__Exercise aim__. Can you output the records below exactly as they are written?
[Start Extracted entries]
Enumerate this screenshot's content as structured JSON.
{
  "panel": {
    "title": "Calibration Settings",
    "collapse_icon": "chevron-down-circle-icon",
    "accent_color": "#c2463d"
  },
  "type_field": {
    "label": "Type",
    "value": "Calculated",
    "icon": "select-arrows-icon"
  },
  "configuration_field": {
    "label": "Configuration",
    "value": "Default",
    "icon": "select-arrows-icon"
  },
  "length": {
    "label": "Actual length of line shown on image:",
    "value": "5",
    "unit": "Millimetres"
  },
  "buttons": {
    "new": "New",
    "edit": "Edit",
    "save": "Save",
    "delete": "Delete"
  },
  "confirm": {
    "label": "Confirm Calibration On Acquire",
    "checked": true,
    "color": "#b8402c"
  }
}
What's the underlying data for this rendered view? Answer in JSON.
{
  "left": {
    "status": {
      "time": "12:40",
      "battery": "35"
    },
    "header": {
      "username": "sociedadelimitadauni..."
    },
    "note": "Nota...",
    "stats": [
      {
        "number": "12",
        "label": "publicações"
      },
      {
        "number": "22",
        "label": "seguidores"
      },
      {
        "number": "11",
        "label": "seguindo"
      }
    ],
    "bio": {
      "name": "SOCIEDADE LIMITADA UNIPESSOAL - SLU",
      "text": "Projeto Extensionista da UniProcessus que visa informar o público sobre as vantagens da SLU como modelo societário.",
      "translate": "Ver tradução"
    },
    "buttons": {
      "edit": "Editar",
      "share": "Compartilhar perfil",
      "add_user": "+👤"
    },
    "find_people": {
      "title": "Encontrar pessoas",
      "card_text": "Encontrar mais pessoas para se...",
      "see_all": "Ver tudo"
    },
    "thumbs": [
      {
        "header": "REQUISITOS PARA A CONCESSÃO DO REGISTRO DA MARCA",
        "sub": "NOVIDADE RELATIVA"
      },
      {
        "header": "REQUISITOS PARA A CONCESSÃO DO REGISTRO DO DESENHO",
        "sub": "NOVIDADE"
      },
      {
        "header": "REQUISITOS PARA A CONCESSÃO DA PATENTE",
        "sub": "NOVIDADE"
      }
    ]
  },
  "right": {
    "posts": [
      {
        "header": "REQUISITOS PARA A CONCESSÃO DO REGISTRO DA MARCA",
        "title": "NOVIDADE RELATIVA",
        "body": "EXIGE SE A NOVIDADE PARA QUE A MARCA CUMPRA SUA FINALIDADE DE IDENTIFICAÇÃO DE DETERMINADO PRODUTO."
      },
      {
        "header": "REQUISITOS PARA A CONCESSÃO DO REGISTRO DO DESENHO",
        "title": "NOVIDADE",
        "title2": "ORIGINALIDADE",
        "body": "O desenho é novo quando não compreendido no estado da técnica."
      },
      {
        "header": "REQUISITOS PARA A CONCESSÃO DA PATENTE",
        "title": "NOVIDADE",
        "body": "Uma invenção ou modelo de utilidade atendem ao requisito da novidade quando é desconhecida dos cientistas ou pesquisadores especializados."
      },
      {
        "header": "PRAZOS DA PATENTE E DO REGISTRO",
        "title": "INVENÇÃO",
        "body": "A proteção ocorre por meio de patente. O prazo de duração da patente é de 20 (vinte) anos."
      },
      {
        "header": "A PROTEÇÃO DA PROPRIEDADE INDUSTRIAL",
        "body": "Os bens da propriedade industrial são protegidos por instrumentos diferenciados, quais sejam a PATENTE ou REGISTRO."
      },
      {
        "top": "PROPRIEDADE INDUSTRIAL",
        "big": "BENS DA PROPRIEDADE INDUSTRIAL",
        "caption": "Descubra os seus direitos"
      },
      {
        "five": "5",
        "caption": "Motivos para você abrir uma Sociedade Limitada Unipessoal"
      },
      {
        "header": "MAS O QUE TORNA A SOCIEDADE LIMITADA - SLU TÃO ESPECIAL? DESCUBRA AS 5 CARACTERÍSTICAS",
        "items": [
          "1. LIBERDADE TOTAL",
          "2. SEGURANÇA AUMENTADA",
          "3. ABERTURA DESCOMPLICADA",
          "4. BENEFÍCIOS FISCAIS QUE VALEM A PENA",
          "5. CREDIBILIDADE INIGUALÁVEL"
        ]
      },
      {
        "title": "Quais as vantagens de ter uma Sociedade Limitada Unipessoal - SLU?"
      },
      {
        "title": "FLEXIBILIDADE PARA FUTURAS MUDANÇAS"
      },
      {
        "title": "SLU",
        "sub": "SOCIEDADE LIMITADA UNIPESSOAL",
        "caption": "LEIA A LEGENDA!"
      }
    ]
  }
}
[End Extracted entries]
__Expected answer__.
Enumerate this screenshot's content as structured JSON.
{
  "panel": {
    "title": "Calibration Settings",
    "collapse_icon": "chevron-down-circle-icon",
    "accent_color": "#c2463d"
  },
  "type_field": {
    "label": "Type",
    "value": "Calculated",
    "icon": "select-arrows-icon"
  },
  "configuration_field": {
    "label": "Configuration",
    "value": "Default",
    "icon": "select-arrows-icon"
  },
  "length": {
    "label": "Actual length of line shown on image:",
    "value": "5",
    "unit": "Millimetres"
  },
  "buttons": {
    "new": "New",
    "edit": "Edit",
    "save": "Save",
    "delete": "Delete"
  },
  "confirm": {
    "label": "Confirm Calibration On Acquire",
    "checked": true,
    "color": "#b8402c"
  }
}
What's the underlying data for this rendered view? Answer in JSON.
{
  "left": {
    "status": {
      "time": "12:40",
      "battery": "35"
    },
    "header": {
      "username": "sociedadelimitadauni..."
    },
    "note": "Nota...",
    "stats": [
      {
        "number": "12",
        "label": "publicações"
      },
      {
        "number": "22",
        "label": "seguidores"
      },
      {
        "number": "11",
        "label": "seguindo"
      }
    ],
    "bio": {
      "name": "SOCIEDADE LIMITADA UNIPESSOAL - SLU",
      "text": "Projeto Extensionista da UniProcessus que visa informar o público sobre as vantagens da SLU como modelo societário.",
      "translate": "Ver tradução"
    },
    "buttons": {
      "edit": "Editar",
      "share": "Compartilhar perfil",
      "add_user": "+👤"
    },
    "find_people": {
      "title": "Encontrar pessoas",
      "card_text": "Encontrar mais pessoas para se...",
      "see_all": "Ver tudo"
    },
    "thumbs": [
      {
        "header": "REQUISITOS PARA A CONCESSÃO DO REGISTRO DA MARCA",
        "sub": "NOVIDADE RELATIVA"
      },
      {
        "header": "REQUISITOS PARA A CONCESSÃO DO REGISTRO DO DESENHO",
        "sub": "NOVIDADE"
      },
      {
        "header": "REQUISITOS PARA A CONCESSÃO DA PATENTE",
        "sub": "NOVIDADE"
      }
    ]
  },
  "right": {
    "posts": [
      {
        "header": "REQUISITOS PARA A CONCESSÃO DO REGISTRO DA MARCA",
        "title": "NOVIDADE RELATIVA",
        "body": "EXIGE SE A NOVIDADE PARA QUE A MARCA CUMPRA SUA FINALIDADE DE IDENTIFICAÇÃO DE DETERMINADO PRODUTO."
      },
      {
        "header": "REQUISITOS PARA A CONCESSÃO DO REGISTRO DO DESENHO",
        "title": "NOVIDADE",
        "title2": "ORIGINALIDADE",
        "body": "O desenho é novo quando não compreendido no estado da técnica."
      },
      {
        "header": "REQUISITOS PARA A CONCESSÃO DA PATENTE",
        "title": "NOVIDADE",
        "body": "Uma invenção ou modelo de utilidade atendem ao requisito da novidade quando é desconhecida dos cientistas ou pesquisadores especializados."
      },
      {
        "header": "PRAZOS DA PATENTE E DO REGISTRO",
        "title": "INVENÇÃO",
        "body": "A proteção ocorre por meio de patente. O prazo de duração da patente é de 20 (vinte) anos."
      },
      {
        "header": "A PROTEÇÃO DA PROPRIEDADE INDUSTRIAL",
        "body": "Os bens da propriedade industrial são protegidos por instrumentos diferenciados, quais sejam a PATENTE ou REGISTRO."
      },
      {
        "top": "PROPRIEDADE INDUSTRIAL",
        "big": "BENS DA PROPRIEDADE INDUSTRIAL",
        "caption": "Descubra os seus direitos"
      },
      {
        "five": "5",
        "caption": "Motivos para você abrir uma Sociedade Limitada Unipessoal"
      },
      {
        "header": "MAS O QUE TORNA A SOCIEDADE LIMITADA - SLU TÃO ESPECIAL? DESCUBRA AS 5 CARACTERÍSTICAS",
        "items": [
          "1. LIBERDADE TOTAL",
          "2. SEGURANÇA AUMENTADA",
          "3. ABERTURA DESCOMPLICADA",
          "4. BENEFÍCIOS FISCAIS QUE VALEM A PENA",
          "5. CREDIBILIDADE INIGUALÁVEL"
        ]
      },
      {
        "title": "Quais as vantagens de ter uma Sociedade Limitada Unipessoal - SLU?"
      },
      {
        "title": "FLEXIBILIDADE PARA FUTURAS MUDANÇAS"
      },
      {
        "title": "SLU",
        "sub": "SOCIEDADE LIMITADA UNIPESSOAL",
        "caption": "LEIA A LEGENDA!"
      }
    ]
  }
}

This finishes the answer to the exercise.